REQUEST: Your copy should begin at the line containing "Convert this document image to plain text." and end at the last line of the records; transcribe those lines exactly and leave out every picture.

Recorded data:
"""
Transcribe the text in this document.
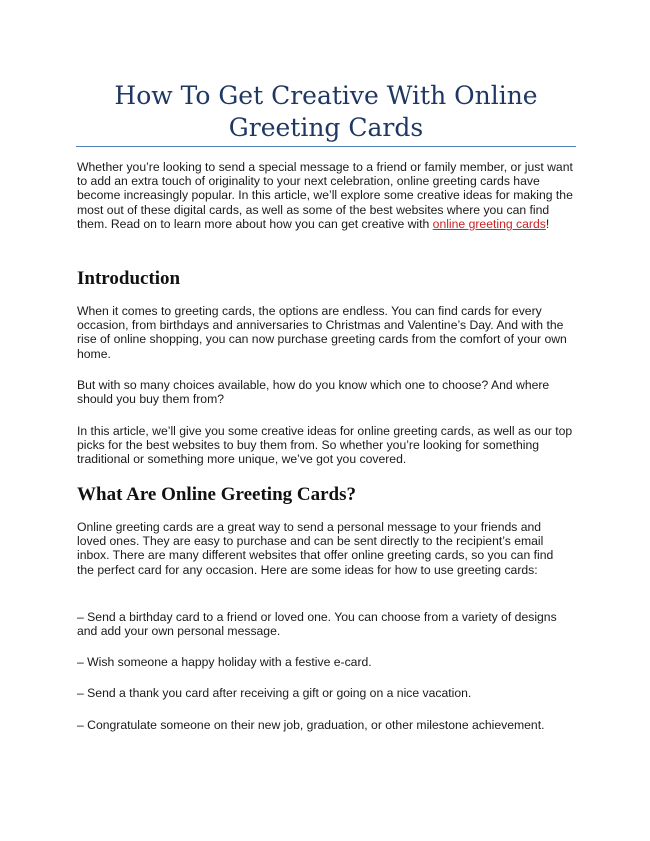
How To Get Creative With Online
Greeting Cards

Whether you’re looking to send a special message to a friend or family member, or just want to add an extra touch of originality to your next celebration, online greeting cards have become increasingly popular. In this article, we’ll explore some creative ideas for making the most out of these digital cards, as well as some of the best websites where you can find them. Read on to learn more about how you can get creative with online greeting cards!

Introduction

When it comes to greeting cards, the options are endless. You can find cards for every occasion, from birthdays and anniversaries to Christmas and Valentine’s Day. And with the rise of online shopping, you can now purchase greeting cards from the comfort of your own home.

But with so many choices available, how do you know which one to choose? And where should you buy them from?

In this article, we’ll give you some creative ideas for online greeting cards, as well as our top picks for the best websites to buy them from. So whether you’re looking for something traditional or something more unique, we’ve got you covered.

What Are Online Greeting Cards?

Online greeting cards are a great way to send a personal message to your friends and loved ones. They are easy to purchase and can be sent directly to the recipient’s email inbox. There are many different websites that offer online greeting cards, so you can find the perfect card for any occasion. Here are some ideas for how to use greeting cards:

– Send a birthday card to a friend or loved one. You can choose from a variety of designs and add your own personal message.

– Wish someone a happy holiday with a festive e-card.

– Send a thank you card after receiving a gift or going on a nice vacation.

– Congratulate someone on their new job, graduation, or other milestone achievement.
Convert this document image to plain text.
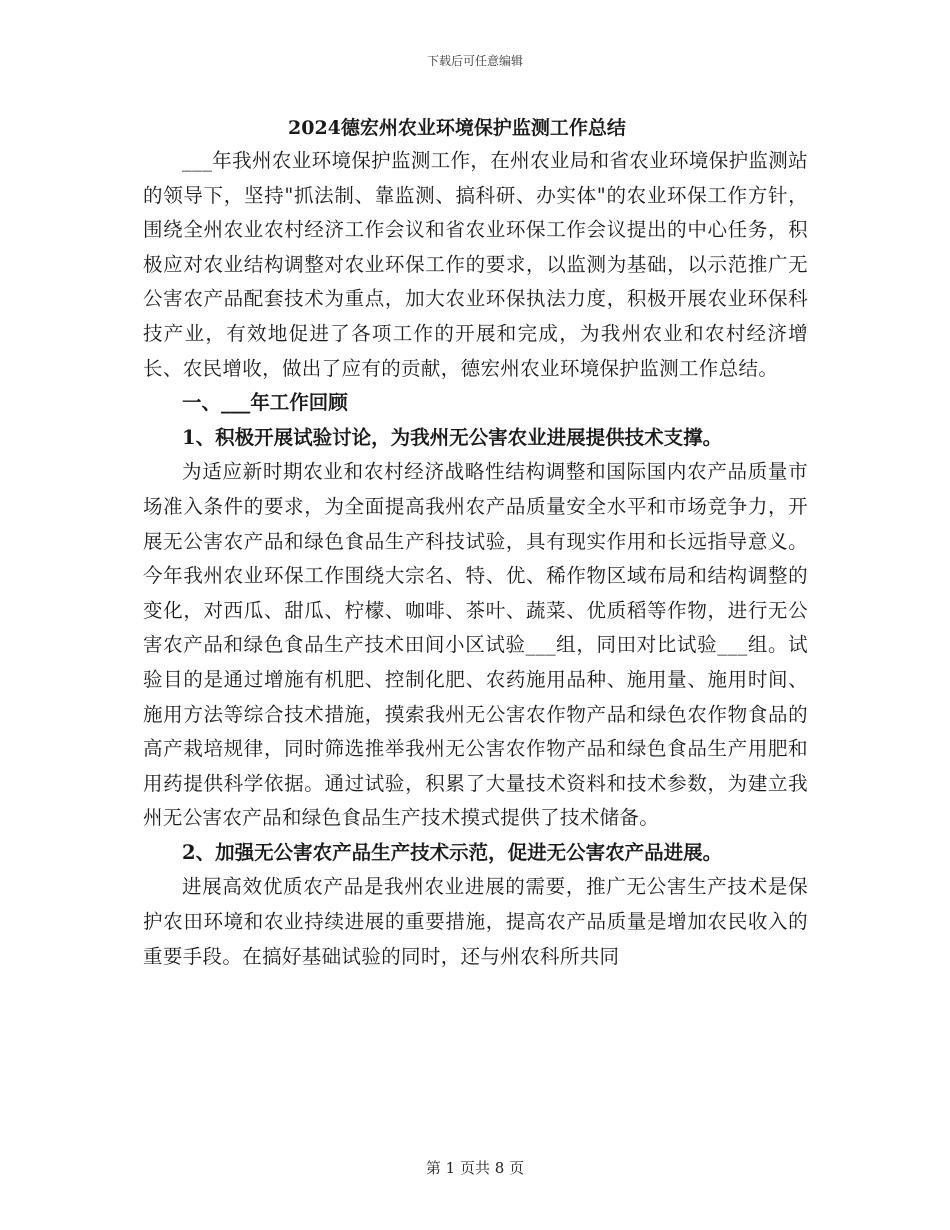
下载后可任意编辑
2024德宏州农业环境保护监测工作总结

___年我州农业环境保护监测工作，在州农业局和省农业环境保护监测站的领导下，坚持"抓法制、靠监测、搞科研、办实体"的农业环保工作方针，围绕全州农业农村经济工作会议和省农业环保工作会议提出的中心任务，积极应对农业结构调整对农业环保工作的要求，以监测为基础，以示范推广无公害农产品配套技术为重点，加大农业环保执法力度，积极开展农业环保科技产业，有效地促进了各项工作的开展和完成，为我州农业和农村经济增长、农民增收，做出了应有的贡献，德宏州农业环境保护监测工作总结。

一、___年工作回顾

1、积极开展试验讨论，为我州无公害农业进展提供技术支撑。

为适应新时期农业和农村经济战略性结构调整和国际国内农产品质量市场准入条件的要求，为全面提高我州农产品质量安全水平和市场竞争力，开展无公害农产品和绿色食品生产科技试验，具有现实作用和长远指导意义。今年我州农业环保工作围绕大宗名、特、优、稀作物区域布局和结构调整的变化，对西瓜、甜瓜、柠檬、咖啡、茶叶、蔬菜、优质稻等作物，进行无公害农产品和绿色食品生产技术田间小区试验___组，同田对比试验___组。试验目的是通过增施有机肥、控制化肥、农药施用品种、施用量、施用时间、施用方法等综合技术措施，摸索我州无公害农作物产品和绿色农作物食品的高产栽培规律，同时筛选推举我州无公害农作物产品和绿色食品生产用肥和用药提供科学依据。通过试验，积累了大量技术资料和技术参数，为建立我州无公害农产品和绿色食品生产技术摸式提供了技术储备。

2、加强无公害农产品生产技术示范，促进无公害农产品进展。

进展高效优质农产品是我州农业进展的需要，推广无公害生产技术是保护农田环境和农业持续进展的重要措施，提高农产品质量是增加农民收入的重要手段。在搞好基础试验的同时，还与州农科所共同

第 1 页共 8 页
"""
RIGHT ANSWER:
Convert this document image to plain text.
下载后可任意编辑
2024德宏州农业环境保护监测工作总结

___年我州农业环境保护监测工作，在州农业局和省农业环境保护监测站的领导下，坚持"抓法制、靠监测、搞科研、办实体"的农业环保工作方针，围绕全州农业农村经济工作会议和省农业环保工作会议提出的中心任务，积极应对农业结构调整对农业环保工作的要求，以监测为基础，以示范推广无公害农产品配套技术为重点，加大农业环保执法力度，积极开展农业环保科技产业，有效地促进了各项工作的开展和完成，为我州农业和农村经济增长、农民增收，做出了应有的贡献，德宏州农业环境保护监测工作总结。

一、___年工作回顾

1、积极开展试验讨论，为我州无公害农业进展提供技术支撑。

为适应新时期农业和农村经济战略性结构调整和国际国内农产品质量市场准入条件的要求，为全面提高我州农产品质量安全水平和市场竞争力，开展无公害农产品和绿色食品生产科技试验，具有现实作用和长远指导意义。今年我州农业环保工作围绕大宗名、特、优、稀作物区域布局和结构调整的变化，对西瓜、甜瓜、柠檬、咖啡、茶叶、蔬菜、优质稻等作物，进行无公害农产品和绿色食品生产技术田间小区试验___组，同田对比试验___组。试验目的是通过增施有机肥、控制化肥、农药施用品种、施用量、施用时间、施用方法等综合技术措施，摸索我州无公害农作物产品和绿色农作物食品的高产栽培规律，同时筛选推举我州无公害农作物产品和绿色食品生产用肥和用药提供科学依据。通过试验，积累了大量技术资料和技术参数，为建立我州无公害农产品和绿色食品生产技术摸式提供了技术储备。

2、加强无公害农产品生产技术示范，促进无公害农产品进展。

进展高效优质农产品是我州农业进展的需要，推广无公害生产技术是保护农田环境和农业持续进展的重要措施，提高农产品质量是增加农民收入的重要手段。在搞好基础试验的同时，还与州农科所共同

第 1 页共 8 页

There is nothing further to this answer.